**What you should do**. Search the data below for "információk"; list each line that holds it.

□ □ □

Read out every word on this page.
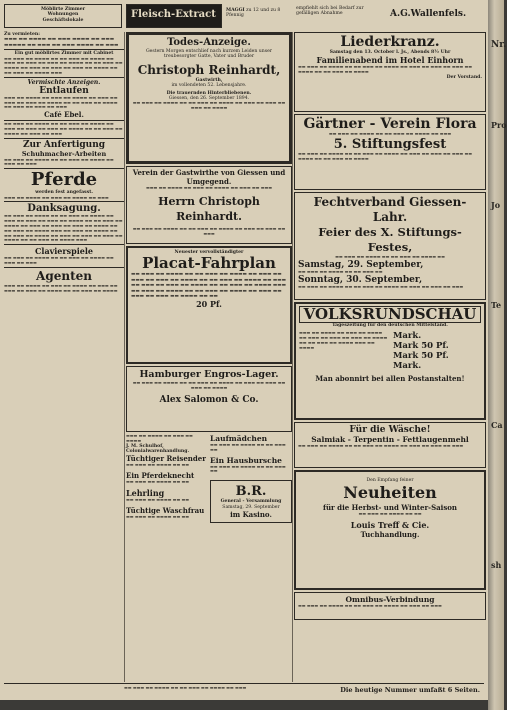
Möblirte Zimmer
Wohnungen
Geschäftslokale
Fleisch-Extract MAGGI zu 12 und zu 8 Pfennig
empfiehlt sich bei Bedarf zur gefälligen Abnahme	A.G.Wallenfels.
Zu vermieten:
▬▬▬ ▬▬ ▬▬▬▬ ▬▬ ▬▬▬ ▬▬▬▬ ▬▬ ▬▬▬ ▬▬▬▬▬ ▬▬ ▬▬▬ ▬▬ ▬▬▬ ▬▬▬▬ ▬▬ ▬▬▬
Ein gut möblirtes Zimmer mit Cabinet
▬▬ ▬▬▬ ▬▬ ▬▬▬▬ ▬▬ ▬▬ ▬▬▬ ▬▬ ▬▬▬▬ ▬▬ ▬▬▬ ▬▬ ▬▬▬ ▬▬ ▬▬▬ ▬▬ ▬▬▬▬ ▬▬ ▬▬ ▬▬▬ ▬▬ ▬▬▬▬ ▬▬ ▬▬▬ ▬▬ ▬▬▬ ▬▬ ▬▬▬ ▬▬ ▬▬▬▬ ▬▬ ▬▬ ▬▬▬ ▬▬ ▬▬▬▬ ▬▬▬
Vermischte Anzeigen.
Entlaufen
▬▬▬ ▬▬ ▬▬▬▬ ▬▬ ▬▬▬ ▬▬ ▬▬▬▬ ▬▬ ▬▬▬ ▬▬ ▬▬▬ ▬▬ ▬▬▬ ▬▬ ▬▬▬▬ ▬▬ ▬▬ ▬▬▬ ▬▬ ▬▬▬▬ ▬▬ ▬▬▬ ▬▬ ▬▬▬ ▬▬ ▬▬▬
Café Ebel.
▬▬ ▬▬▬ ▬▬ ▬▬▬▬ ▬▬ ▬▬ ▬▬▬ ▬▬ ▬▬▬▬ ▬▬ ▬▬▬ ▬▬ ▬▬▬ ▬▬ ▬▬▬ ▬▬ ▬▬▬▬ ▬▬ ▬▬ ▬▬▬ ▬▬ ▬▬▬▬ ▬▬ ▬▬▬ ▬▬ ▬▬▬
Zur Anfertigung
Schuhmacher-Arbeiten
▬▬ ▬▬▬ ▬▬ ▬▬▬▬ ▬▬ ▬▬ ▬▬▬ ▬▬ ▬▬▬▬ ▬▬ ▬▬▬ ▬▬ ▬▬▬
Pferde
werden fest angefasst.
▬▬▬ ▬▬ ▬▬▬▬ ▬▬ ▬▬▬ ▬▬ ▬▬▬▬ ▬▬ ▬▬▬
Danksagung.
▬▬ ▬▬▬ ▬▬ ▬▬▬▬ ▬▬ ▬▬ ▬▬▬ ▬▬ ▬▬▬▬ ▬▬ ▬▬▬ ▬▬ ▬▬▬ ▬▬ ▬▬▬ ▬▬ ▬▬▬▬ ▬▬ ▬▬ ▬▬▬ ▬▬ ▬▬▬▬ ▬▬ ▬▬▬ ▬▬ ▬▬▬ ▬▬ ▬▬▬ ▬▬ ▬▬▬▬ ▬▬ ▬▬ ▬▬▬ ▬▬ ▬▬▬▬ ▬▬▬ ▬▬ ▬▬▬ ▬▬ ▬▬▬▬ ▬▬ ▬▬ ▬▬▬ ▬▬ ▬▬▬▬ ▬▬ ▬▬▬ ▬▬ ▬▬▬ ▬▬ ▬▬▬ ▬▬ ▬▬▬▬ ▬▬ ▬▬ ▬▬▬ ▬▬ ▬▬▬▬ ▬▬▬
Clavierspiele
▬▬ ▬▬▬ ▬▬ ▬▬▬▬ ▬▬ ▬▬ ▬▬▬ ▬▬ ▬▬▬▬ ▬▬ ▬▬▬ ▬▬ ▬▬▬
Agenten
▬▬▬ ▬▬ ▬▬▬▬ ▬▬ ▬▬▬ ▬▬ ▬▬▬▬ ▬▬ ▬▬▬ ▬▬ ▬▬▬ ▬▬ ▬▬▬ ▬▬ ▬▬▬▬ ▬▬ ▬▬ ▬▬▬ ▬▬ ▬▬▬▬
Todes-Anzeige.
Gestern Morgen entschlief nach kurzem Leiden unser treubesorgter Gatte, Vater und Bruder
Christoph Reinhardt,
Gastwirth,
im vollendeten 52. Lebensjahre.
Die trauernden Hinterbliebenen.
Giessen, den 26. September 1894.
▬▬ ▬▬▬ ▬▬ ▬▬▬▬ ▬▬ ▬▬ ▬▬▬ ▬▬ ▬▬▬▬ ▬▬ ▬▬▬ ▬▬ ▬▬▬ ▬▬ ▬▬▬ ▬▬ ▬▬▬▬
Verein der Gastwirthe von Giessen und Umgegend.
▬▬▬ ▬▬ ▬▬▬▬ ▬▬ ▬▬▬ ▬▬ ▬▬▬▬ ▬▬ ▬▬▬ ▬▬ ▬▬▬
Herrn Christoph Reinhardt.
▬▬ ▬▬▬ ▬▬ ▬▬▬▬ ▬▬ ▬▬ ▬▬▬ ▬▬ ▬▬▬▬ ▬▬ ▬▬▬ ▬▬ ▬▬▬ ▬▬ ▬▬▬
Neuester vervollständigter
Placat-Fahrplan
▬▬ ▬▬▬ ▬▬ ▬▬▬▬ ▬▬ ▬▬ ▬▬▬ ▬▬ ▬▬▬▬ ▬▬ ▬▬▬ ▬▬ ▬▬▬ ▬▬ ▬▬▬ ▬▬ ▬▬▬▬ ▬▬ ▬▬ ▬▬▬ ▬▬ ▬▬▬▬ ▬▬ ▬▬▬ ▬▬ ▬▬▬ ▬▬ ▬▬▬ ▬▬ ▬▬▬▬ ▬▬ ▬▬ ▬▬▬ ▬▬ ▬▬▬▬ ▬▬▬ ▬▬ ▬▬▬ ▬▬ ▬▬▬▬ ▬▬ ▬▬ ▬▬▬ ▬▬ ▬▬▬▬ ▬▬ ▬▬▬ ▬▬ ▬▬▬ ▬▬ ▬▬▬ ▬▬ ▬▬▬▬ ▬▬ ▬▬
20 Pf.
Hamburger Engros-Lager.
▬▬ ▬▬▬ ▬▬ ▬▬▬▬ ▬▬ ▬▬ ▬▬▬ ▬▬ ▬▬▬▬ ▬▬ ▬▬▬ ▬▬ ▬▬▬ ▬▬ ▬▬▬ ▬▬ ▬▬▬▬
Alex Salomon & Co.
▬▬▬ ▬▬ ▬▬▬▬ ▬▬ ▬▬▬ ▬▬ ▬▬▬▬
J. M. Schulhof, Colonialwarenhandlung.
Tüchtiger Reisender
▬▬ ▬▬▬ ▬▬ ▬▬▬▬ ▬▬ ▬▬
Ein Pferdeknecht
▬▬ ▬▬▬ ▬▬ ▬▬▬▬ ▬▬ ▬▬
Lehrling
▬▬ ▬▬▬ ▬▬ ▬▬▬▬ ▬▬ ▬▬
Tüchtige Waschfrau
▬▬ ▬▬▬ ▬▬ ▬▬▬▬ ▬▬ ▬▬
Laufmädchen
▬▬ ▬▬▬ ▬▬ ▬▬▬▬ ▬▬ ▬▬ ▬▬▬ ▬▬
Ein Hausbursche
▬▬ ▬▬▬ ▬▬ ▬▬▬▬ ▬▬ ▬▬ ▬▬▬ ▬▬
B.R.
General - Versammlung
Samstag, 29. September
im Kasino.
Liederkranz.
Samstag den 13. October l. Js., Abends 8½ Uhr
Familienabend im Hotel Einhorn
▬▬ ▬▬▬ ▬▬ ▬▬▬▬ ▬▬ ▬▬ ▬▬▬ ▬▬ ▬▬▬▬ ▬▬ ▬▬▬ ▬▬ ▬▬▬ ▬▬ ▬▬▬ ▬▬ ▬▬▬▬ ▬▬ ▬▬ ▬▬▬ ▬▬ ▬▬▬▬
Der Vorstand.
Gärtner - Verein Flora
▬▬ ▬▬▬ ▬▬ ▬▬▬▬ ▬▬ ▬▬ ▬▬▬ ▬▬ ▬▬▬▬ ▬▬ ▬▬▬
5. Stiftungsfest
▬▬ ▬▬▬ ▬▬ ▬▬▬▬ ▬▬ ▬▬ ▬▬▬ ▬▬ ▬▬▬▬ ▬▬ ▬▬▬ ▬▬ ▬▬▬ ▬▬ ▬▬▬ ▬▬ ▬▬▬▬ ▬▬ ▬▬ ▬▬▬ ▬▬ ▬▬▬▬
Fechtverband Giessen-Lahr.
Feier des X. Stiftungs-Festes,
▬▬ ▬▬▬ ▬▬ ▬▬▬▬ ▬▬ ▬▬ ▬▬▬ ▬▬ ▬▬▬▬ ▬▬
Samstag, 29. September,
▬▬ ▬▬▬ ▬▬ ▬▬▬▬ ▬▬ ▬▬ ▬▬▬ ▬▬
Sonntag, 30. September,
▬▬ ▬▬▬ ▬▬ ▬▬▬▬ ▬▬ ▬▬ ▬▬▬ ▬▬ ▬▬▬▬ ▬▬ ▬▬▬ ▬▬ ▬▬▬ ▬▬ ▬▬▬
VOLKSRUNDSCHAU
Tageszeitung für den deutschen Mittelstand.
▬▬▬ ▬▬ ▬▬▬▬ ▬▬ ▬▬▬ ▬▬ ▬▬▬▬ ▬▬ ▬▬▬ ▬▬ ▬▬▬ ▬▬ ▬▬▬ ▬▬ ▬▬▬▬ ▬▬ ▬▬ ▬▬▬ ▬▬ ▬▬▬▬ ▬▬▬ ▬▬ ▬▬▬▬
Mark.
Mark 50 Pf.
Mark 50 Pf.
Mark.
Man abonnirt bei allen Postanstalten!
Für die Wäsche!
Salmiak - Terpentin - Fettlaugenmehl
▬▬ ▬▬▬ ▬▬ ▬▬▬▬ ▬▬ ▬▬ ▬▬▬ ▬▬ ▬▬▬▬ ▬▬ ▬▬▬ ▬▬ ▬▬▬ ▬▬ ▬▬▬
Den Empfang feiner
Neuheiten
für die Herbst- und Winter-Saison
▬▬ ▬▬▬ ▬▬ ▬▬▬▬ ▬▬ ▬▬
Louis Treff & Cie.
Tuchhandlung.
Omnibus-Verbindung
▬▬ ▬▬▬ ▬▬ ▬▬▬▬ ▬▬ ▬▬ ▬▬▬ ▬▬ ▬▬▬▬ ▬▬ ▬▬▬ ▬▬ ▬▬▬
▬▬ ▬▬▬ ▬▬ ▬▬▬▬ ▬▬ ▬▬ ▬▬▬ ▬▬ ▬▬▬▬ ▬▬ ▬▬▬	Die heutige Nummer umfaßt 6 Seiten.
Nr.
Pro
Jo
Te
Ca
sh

□ □ □

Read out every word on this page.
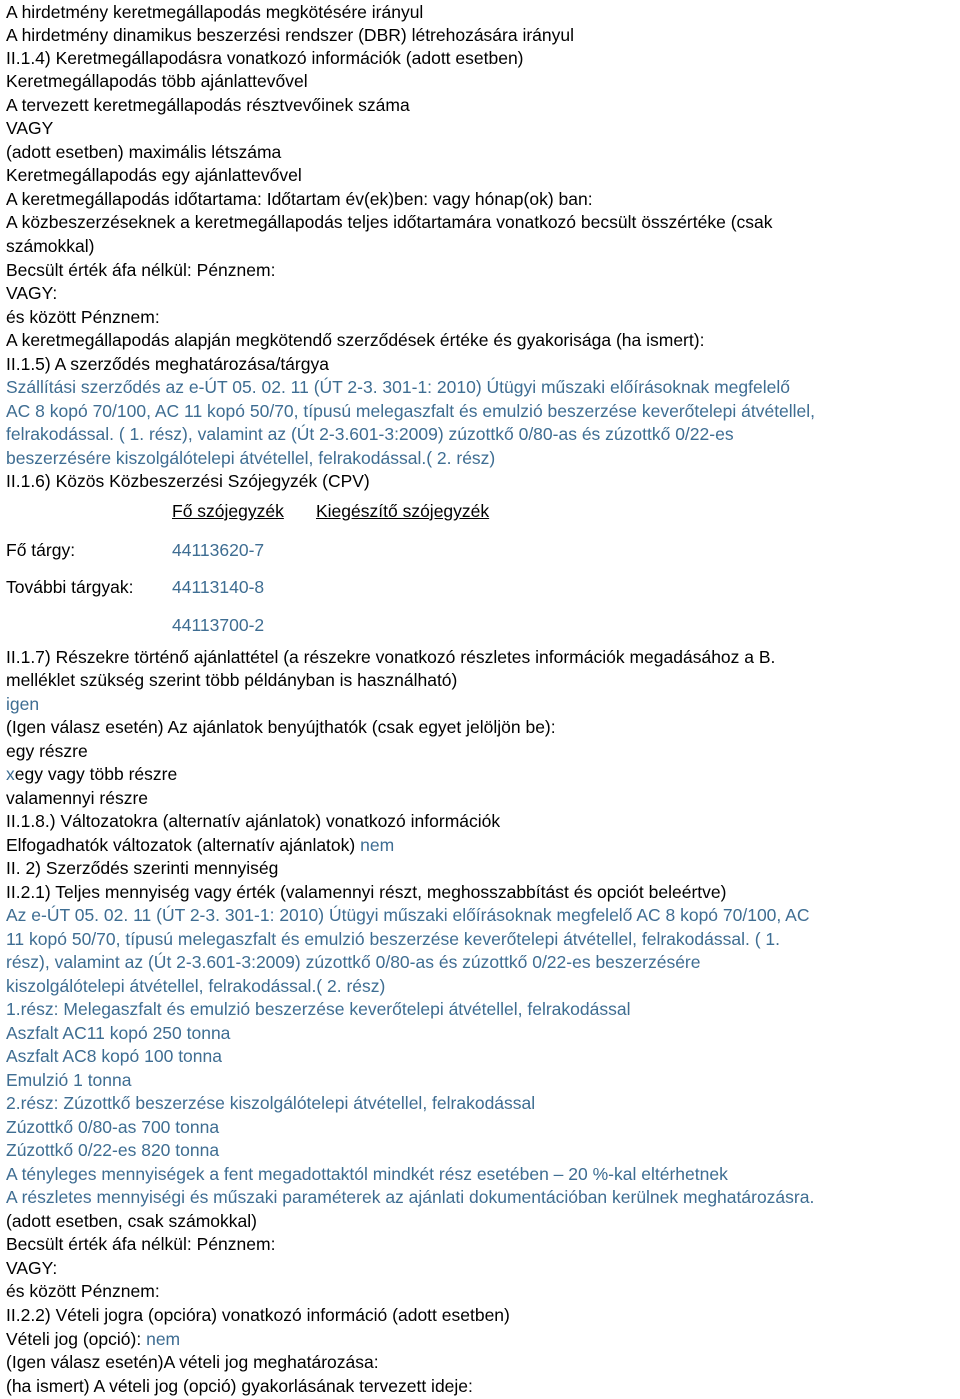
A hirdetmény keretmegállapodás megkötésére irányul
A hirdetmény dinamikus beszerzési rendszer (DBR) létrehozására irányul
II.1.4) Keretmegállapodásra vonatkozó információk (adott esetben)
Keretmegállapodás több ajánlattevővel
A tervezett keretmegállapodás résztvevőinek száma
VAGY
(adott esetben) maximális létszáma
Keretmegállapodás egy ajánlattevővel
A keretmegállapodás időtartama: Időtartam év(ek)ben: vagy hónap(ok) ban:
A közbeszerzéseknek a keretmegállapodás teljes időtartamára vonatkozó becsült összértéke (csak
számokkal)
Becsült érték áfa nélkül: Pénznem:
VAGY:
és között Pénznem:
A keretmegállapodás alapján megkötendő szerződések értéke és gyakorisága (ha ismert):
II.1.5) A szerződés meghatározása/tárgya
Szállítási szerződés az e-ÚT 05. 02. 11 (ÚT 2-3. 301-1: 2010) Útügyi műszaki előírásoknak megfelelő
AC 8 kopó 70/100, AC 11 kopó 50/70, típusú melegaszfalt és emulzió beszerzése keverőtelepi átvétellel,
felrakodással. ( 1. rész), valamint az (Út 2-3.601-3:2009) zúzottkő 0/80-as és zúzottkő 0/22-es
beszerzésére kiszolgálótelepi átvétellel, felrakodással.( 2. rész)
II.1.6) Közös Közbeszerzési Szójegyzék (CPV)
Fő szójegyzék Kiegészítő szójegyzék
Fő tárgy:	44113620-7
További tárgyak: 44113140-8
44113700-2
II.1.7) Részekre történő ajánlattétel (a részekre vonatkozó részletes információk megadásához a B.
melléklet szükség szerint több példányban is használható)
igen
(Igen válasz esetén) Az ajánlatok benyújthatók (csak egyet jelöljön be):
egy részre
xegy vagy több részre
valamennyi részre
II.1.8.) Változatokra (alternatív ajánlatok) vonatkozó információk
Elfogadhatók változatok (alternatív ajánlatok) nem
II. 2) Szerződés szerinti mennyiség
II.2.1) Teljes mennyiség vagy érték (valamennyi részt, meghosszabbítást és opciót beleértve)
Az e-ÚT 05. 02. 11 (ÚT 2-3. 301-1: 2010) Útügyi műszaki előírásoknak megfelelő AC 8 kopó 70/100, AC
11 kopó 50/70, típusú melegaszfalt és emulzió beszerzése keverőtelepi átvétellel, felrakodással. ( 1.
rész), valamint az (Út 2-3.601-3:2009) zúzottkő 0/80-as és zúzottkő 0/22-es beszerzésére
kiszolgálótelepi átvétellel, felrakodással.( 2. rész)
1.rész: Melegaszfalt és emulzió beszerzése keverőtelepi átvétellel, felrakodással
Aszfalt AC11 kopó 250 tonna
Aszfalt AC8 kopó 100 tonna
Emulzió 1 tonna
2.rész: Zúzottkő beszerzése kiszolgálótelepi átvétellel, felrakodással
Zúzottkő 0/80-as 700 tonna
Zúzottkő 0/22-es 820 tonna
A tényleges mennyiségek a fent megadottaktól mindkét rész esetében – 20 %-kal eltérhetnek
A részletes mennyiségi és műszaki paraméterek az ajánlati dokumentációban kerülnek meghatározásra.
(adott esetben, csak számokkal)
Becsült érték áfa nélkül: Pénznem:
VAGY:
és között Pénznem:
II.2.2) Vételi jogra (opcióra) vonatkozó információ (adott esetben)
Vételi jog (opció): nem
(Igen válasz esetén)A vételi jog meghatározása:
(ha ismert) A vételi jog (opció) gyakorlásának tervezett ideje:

□ □ □

**Expected answer**.
II.1.4) Keretmegállapodásra vonatkozó információk (adott esetben)
II.1.7) Részekre történő ajánlattétel (a részekre vonatkozó részletes információk megadásához a B.
II.1.8.) Változatokra (alternatív ajánlatok) vonatkozó információk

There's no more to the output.